[Records for the exercise start]

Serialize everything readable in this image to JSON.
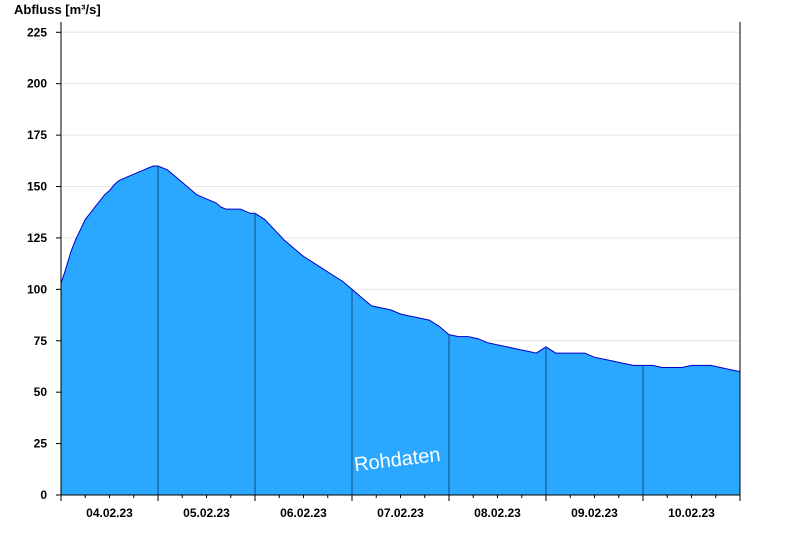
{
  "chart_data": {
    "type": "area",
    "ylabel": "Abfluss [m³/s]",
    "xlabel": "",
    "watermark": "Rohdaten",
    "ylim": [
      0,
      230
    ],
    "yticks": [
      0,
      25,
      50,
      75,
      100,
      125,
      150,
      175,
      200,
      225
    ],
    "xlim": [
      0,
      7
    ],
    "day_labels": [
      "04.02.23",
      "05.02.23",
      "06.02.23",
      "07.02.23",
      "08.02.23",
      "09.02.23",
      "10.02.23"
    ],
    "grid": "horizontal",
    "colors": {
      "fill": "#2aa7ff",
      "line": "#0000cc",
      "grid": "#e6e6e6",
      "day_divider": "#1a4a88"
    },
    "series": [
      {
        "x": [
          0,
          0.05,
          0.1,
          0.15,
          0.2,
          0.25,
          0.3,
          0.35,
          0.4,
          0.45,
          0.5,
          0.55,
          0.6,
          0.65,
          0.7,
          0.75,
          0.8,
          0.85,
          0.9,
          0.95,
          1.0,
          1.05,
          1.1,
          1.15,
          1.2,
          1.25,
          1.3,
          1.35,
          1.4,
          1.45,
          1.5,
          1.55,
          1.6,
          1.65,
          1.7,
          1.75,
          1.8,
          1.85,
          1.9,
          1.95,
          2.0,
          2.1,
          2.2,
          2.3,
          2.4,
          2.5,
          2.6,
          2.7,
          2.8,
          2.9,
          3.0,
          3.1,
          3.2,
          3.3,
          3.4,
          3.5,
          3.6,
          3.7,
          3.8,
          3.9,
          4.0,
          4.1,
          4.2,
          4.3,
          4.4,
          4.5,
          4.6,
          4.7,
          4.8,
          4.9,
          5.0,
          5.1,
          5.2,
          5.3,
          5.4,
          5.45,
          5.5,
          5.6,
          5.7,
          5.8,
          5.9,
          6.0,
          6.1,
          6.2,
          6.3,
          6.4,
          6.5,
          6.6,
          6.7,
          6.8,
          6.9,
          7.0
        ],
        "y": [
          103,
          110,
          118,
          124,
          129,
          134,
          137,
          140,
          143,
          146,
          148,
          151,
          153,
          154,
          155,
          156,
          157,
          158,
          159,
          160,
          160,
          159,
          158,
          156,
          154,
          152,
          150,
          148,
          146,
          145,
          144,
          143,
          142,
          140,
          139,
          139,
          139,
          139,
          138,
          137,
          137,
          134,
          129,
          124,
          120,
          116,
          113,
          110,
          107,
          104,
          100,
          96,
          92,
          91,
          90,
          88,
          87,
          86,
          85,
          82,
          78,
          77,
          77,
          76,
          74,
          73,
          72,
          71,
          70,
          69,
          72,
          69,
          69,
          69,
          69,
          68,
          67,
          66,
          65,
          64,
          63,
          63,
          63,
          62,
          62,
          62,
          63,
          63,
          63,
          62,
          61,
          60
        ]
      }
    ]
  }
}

[Records for the exercise end]

# [Challenge]
Reproduce every entry word for word, but omit the pictures.

# [Output below]
Serialize everything readable in this image to JSON.
{
  "chart_data": {
    "type": "area",
    "ylabel": "Abfluss [m³/s]",
    "xlabel": "",
    "watermark": "Rohdaten",
    "ylim": [
      0,
      230
    ],
    "yticks": [
      0,
      25,
      50,
      75,
      100,
      125,
      150,
      175,
      200,
      225
    ],
    "xlim": [
      0,
      7
    ],
    "day_labels": [
      "04.02.23",
      "05.02.23",
      "06.02.23",
      "07.02.23",
      "08.02.23",
      "09.02.23",
      "10.02.23"
    ],
    "grid": "horizontal",
    "colors": {
      "fill": "#2aa7ff",
      "line": "#0000cc",
      "grid": "#e6e6e6",
      "day_divider": "#1a4a88"
    },
    "series": [
      {
        "x": [
          0,
          0.05,
          0.1,
          0.15,
          0.2,
          0.25,
          0.3,
          0.35,
          0.4,
          0.45,
          0.5,
          0.55,
          0.6,
          0.65,
          0.7,
          0.75,
          0.8,
          0.85,
          0.9,
          0.95,
          1.0,
          1.05,
          1.1,
          1.15,
          1.2,
          1.25,
          1.3,
          1.35,
          1.4,
          1.45,
          1.5,
          1.55,
          1.6,
          1.65,
          1.7,
          1.75,
          1.8,
          1.85,
          1.9,
          1.95,
          2.0,
          2.1,
          2.2,
          2.3,
          2.4,
          2.5,
          2.6,
          2.7,
          2.8,
          2.9,
          3.0,
          3.1,
          3.2,
          3.3,
          3.4,
          3.5,
          3.6,
          3.7,
          3.8,
          3.9,
          4.0,
          4.1,
          4.2,
          4.3,
          4.4,
          4.5,
          4.6,
          4.7,
          4.8,
          4.9,
          5.0,
          5.1,
          5.2,
          5.3,
          5.4,
          5.45,
          5.5,
          5.6,
          5.7,
          5.8,
          5.9,
          6.0,
          6.1,
          6.2,
          6.3,
          6.4,
          6.5,
          6.6,
          6.7,
          6.8,
          6.9,
          7.0
        ],
        "y": [
          103,
          110,
          118,
          124,
          129,
          134,
          137,
          140,
          143,
          146,
          148,
          151,
          153,
          154,
          155,
          156,
          157,
          158,
          159,
          160,
          160,
          159,
          158,
          156,
          154,
          152,
          150,
          148,
          146,
          145,
          144,
          143,
          142,
          140,
          139,
          139,
          139,
          139,
          138,
          137,
          137,
          134,
          129,
          124,
          120,
          116,
          113,
          110,
          107,
          104,
          100,
          96,
          92,
          91,
          90,
          88,
          87,
          86,
          85,
          82,
          78,
          77,
          77,
          76,
          74,
          73,
          72,
          71,
          70,
          69,
          72,
          69,
          69,
          69,
          69,
          68,
          67,
          66,
          65,
          64,
          63,
          63,
          63,
          62,
          62,
          62,
          63,
          63,
          63,
          62,
          61,
          60
        ]
      }
    ]
  }
}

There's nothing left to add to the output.